• YOUR OBJECTIVE
Which lines hold the string "Price"? Copy every one of them.

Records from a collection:
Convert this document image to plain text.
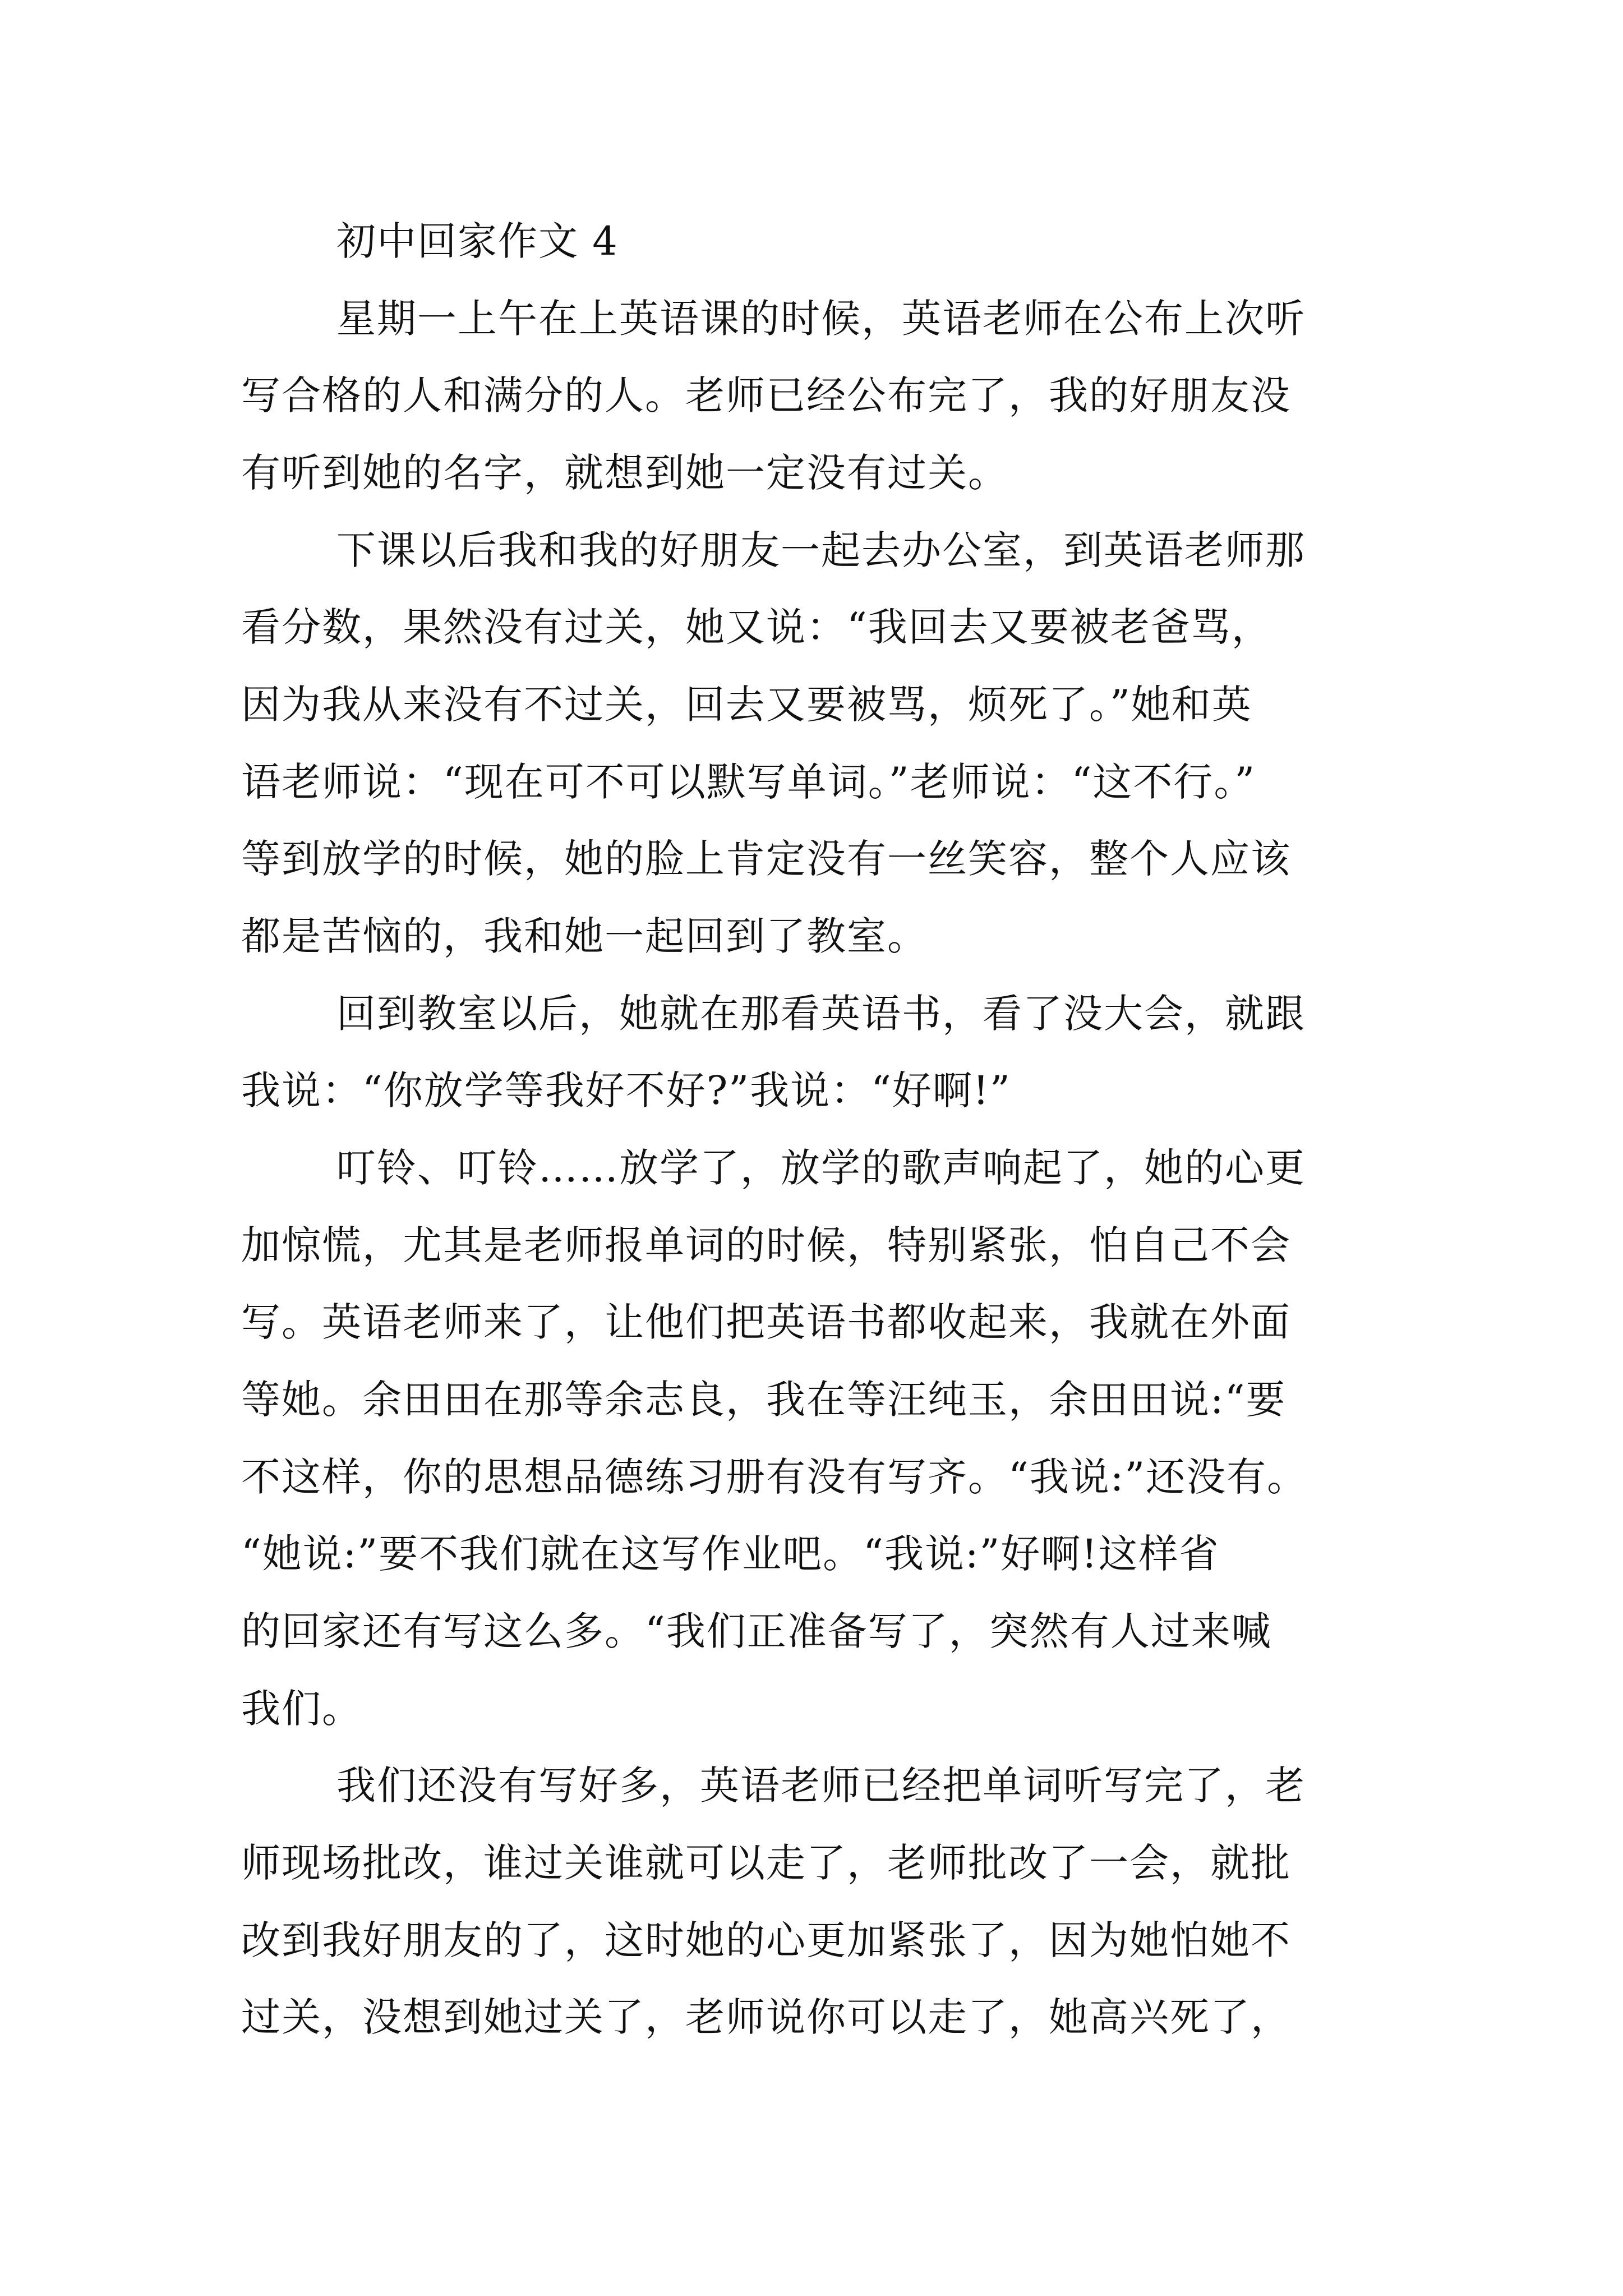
初中回家作文 4
星期一上午在上英语课的时候，英语老师在公布上次听
写合格的人和满分的人。老师已经公布完了，我的好朋友没
有听到她的名字，就想到她一定没有过关。
下课以后我和我的好朋友一起去办公室，到英语老师那
看分数，果然没有过关，她又说：“我回去又要被老爸骂，
因为我从来没有不过关，回去又要被骂，烦死了。”她和英
语老师说：“现在可不可以默写单词。”老师说：“这不行。”
等到放学的时候，她的脸上肯定没有一丝笑容，整个人应该
都是苦恼的，我和她一起回到了教室。
回到教室以后，她就在那看英语书，看了没大会，就跟
我说：“你放学等我好不好?”我说：“好啊!”
叮铃、叮铃……放学了，放学的歌声响起了，她的心更
加惊慌，尤其是老师报单词的时候，特别紧张，怕自己不会
写。英语老师来了，让他们把英语书都收起来，我就在外面
等她。余田田在那等余志良，我在等汪纯玉，余田田说:“要
不这样，你的思想品德练习册有没有写齐。“我说:”还没有。
“她说:”要不我们就在这写作业吧。“我说:”好啊!这样省
的回家还有写这么多。“我们正准备写了，突然有人过来喊
我们。
我们还没有写好多，英语老师已经把单词听写完了，老
师现场批改，谁过关谁就可以走了，老师批改了一会，就批
改到我好朋友的了，这时她的心更加紧张了，因为她怕她不
过关，没想到她过关了，老师说你可以走了，她高兴死了，
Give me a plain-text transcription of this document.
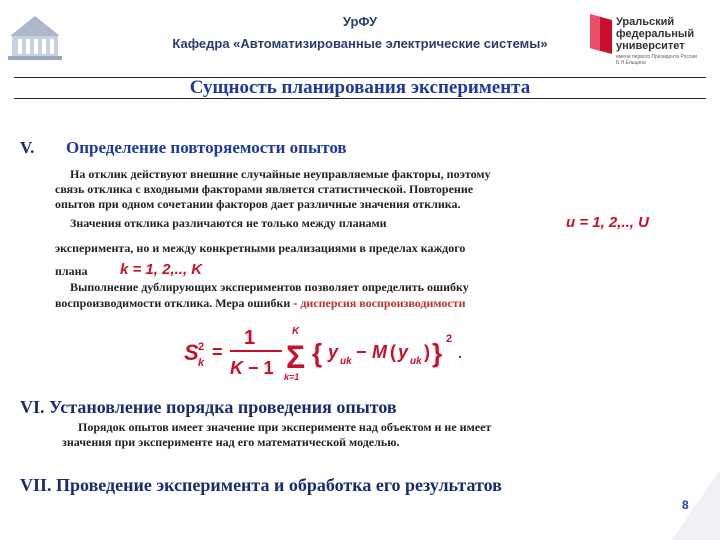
УрФУ
Кафедра «Автоматизированные электрические системы»
Уральский
федеральный
университет
имени первого Президента России Б.Н.Ельцина
Сущность планирования эксперимента
V. Определение повторяемости опытов
На отклик действуют внешние случайные неуправляемые факторы, поэтому
связь отклика с входными факторами является статистической. Повторение
опытов при одном сочетании факторов дает различные значения отклика.
Значения отклика различаются не только между планами	u = 1, 2,.., U
эксперимента, но и между конкретными реализациями в пределах каждого
плана k = 1, 2,.., K
Выполнение дублирующих экспериментов позволяет определить ошибку
воспроизводимости отклика. Мера ошибки - дисперсия воспроизводимости
S 2
k
=
1
K − 1 Σ
K
k=1
{ y uk − M ( y uk ) } 2
.
VI. Установление порядка проведения опытов
Порядок опытов имеет значение при эксперименте над объектом и не имеет
значения при эксперименте над его математической моделью.
VII. Проведение эксперимента и обработка его результатов
8
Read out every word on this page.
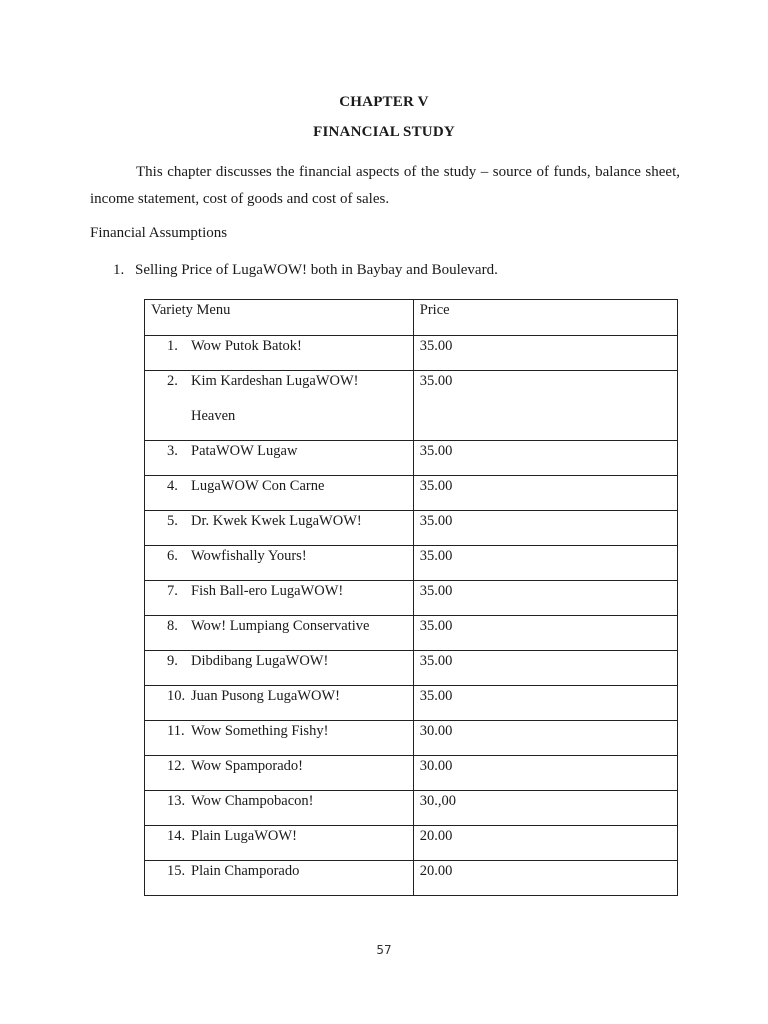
CHAPTER V
FINANCIAL STUDY
This chapter discusses the financial aspects of the study – source of funds, balance sheet, income statement, cost of goods and cost of sales.
Financial Assumptions
1. Selling Price of LugaWOW! both in Baybay and Boulevard.
Variety Menu	Price

1. Wow Putok Batok!	35.00

2. Kim Kardeshan LugaWOW! Heaven	35.00

3. PataWOW Lugaw	35.00

4. LugaWOW Con Carne	35.00

5. Dr. Kwek Kwek LugaWOW!	35.00

6. Wowfishally Yours!	35.00

7. Fish Ball-ero LugaWOW!	35.00

8. Wow! Lumpiang Conservative	35.00

9. Dibdibang LugaWOW!	35.00

10. Juan Pusong LugaWOW!	35.00

11. Wow Something Fishy!	30.00

12. Wow Spamporado!	30.00

13. Wow Champobacon!	30.,00

14. Plain LugaWOW!	20.00

15. Plain Champorado	20.00
57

• CORRECT OUTPUT
1. Selling Price of LugaWOW! both in Baybay and Boulevard.
Variety Menu	Price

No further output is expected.